◆ What to produce
Can you retype only the lines from the one with "What's the underlying" through the final line of the material, exactly as given?
--- --- ---
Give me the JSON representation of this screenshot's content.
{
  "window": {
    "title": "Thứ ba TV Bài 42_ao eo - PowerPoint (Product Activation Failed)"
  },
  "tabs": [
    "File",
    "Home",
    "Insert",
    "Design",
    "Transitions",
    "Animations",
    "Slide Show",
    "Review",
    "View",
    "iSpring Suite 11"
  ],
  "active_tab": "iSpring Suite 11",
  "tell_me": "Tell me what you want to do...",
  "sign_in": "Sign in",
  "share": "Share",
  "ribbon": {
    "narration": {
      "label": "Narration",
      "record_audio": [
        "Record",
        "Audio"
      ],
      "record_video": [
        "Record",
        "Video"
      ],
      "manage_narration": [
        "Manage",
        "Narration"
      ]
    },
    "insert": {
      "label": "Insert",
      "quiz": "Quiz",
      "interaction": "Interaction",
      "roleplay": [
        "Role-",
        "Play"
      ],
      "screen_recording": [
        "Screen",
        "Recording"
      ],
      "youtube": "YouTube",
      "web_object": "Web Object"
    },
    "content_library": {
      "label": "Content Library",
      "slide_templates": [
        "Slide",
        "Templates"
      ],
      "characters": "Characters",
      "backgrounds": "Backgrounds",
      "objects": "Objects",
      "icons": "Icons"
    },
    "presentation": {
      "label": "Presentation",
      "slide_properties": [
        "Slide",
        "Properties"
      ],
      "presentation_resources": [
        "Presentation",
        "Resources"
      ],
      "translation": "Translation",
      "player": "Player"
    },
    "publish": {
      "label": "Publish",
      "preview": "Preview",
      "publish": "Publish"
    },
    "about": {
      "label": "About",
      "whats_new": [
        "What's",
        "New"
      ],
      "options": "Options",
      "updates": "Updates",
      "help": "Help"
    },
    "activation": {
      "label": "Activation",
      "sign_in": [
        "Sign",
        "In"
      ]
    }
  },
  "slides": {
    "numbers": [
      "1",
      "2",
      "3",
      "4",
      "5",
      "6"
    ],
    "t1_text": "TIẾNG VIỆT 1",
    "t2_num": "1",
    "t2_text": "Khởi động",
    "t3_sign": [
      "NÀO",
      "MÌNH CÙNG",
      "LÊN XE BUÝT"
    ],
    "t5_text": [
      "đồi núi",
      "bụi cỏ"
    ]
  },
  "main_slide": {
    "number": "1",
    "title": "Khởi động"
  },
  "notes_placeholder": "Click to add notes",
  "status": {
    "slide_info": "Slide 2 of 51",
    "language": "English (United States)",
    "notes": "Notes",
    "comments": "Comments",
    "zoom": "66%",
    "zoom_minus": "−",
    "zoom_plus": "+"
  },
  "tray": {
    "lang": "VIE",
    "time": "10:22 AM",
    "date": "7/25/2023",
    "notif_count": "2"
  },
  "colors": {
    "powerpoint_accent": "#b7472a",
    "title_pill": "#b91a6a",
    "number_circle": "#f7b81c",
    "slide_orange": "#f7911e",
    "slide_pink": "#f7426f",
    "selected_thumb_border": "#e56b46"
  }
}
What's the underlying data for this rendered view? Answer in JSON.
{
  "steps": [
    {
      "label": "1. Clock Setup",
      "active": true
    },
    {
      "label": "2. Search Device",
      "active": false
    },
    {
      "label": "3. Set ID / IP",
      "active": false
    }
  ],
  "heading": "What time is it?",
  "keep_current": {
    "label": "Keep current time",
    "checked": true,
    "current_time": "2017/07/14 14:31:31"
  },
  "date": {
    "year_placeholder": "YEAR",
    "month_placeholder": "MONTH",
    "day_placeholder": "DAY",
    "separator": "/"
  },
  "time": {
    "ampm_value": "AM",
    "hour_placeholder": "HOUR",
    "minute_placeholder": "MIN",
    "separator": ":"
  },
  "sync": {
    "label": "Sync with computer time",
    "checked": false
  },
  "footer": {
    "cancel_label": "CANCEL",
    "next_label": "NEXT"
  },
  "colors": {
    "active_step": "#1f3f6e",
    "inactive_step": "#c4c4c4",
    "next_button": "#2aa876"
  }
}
--- --- ---
◆ Solution
What's the underlying data for this rendered view? Answer in JSON.
{
  "steps": [
    {
      "label": "1. Clock Setup",
      "active": true
    },
    {
      "label": "2. Search Device",
      "active": false
    },
    {
      "label": "3. Set ID / IP",
      "active": false
    }
  ],
  "heading": "What time is it?",
  "keep_current": {
    "label": "Keep current time",
    "checked": true,
    "current_time": "2017/07/14 14:31:31"
  },
  "date": {
    "year_placeholder": "YEAR",
    "month_placeholder": "MONTH",
    "day_placeholder": "DAY",
    "separator": "/"
  },
  "time": {
    "ampm_value": "AM",
    "hour_placeholder": "HOUR",
    "minute_placeholder": "MIN",
    "separator": ":"
  },
  "sync": {
    "label": "Sync with computer time",
    "checked": false
  },
  "footer": {
    "cancel_label": "CANCEL",
    "next_label": "NEXT"
  },
  "colors": {
    "active_step": "#1f3f6e",
    "inactive_step": "#c4c4c4",
    "next_button": "#2aa876"
  }
}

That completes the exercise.